Every record below should be written out exactly; pictures stay out.

Entries with figure data:

## START

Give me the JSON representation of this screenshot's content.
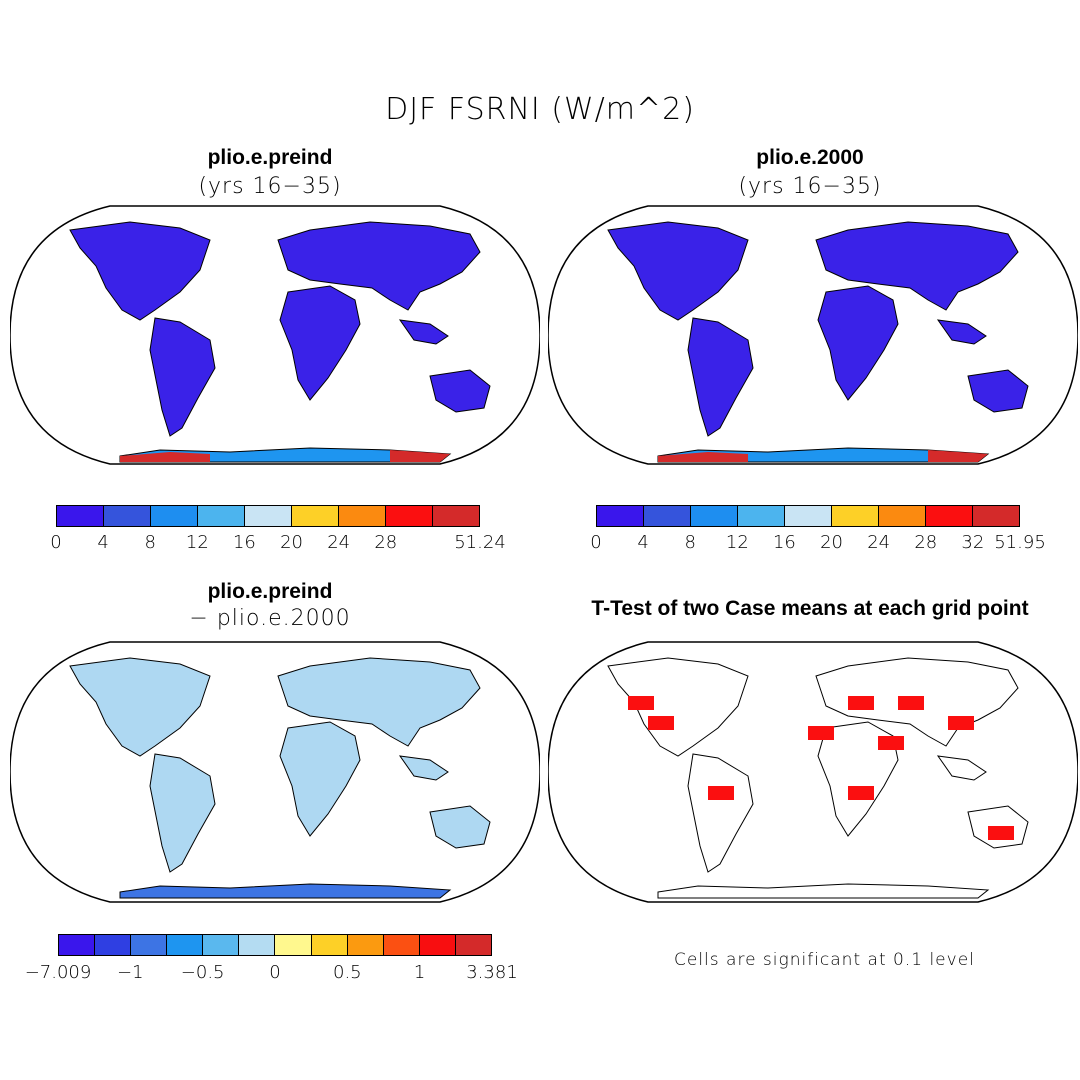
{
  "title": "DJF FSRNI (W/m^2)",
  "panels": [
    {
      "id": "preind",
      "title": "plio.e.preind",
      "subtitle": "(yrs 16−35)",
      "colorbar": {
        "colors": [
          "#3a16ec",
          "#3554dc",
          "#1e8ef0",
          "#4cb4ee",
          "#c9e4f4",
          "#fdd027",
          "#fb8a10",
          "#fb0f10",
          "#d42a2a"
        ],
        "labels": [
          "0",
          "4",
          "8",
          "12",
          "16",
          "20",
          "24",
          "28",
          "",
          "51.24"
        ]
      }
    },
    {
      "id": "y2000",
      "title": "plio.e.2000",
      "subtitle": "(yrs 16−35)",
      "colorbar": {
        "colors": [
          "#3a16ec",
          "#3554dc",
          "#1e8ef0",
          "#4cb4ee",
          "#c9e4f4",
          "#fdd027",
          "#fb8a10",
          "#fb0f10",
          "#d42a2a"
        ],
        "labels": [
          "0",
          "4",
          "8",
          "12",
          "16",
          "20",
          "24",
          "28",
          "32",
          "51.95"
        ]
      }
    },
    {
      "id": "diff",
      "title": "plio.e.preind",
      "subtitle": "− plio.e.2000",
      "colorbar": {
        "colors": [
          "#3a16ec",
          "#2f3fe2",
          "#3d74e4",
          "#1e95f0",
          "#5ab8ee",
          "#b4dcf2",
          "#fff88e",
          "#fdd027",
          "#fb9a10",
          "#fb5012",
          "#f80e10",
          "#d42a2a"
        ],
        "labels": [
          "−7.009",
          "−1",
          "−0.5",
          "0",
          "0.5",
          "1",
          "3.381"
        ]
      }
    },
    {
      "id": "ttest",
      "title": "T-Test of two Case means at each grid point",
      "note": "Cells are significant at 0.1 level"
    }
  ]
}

## END

(Finished answer)
Give me the JSON representation of this screenshot's content.
{
  "title": "DJF FSRNI (W/m^2)",
  "panels": [
    {
      "id": "preind",
      "title": "plio.e.preind",
      "subtitle": "(yrs 16−35)",
      "colorbar": {
        "colors": [
          "#3a16ec",
          "#3554dc",
          "#1e8ef0",
          "#4cb4ee",
          "#c9e4f4",
          "#fdd027",
          "#fb8a10",
          "#fb0f10",
          "#d42a2a"
        ],
        "labels": [
          "0",
          "4",
          "8",
          "12",
          "16",
          "20",
          "24",
          "28",
          "",
          "51.24"
        ]
      }
    },
    {
      "id": "y2000",
      "title": "plio.e.2000",
      "subtitle": "(yrs 16−35)",
      "colorbar": {
        "colors": [
          "#3a16ec",
          "#3554dc",
          "#1e8ef0",
          "#4cb4ee",
          "#c9e4f4",
          "#fdd027",
          "#fb8a10",
          "#fb0f10",
          "#d42a2a"
        ],
        "labels": [
          "0",
          "4",
          "8",
          "12",
          "16",
          "20",
          "24",
          "28",
          "32",
          "51.95"
        ]
      }
    },
    {
      "id": "diff",
      "title": "plio.e.preind",
      "subtitle": "− plio.e.2000",
      "colorbar": {
        "colors": [
          "#3a16ec",
          "#2f3fe2",
          "#3d74e4",
          "#1e95f0",
          "#5ab8ee",
          "#b4dcf2",
          "#fff88e",
          "#fdd027",
          "#fb9a10",
          "#fb5012",
          "#f80e10",
          "#d42a2a"
        ],
        "labels": [
          "−7.009",
          "−1",
          "−0.5",
          "0",
          "0.5",
          "1",
          "3.381"
        ]
      }
    },
    {
      "id": "ttest",
      "title": "T-Test of two Case means at each grid point",
      "note": "Cells are significant at 0.1 level"
    }
  ]
}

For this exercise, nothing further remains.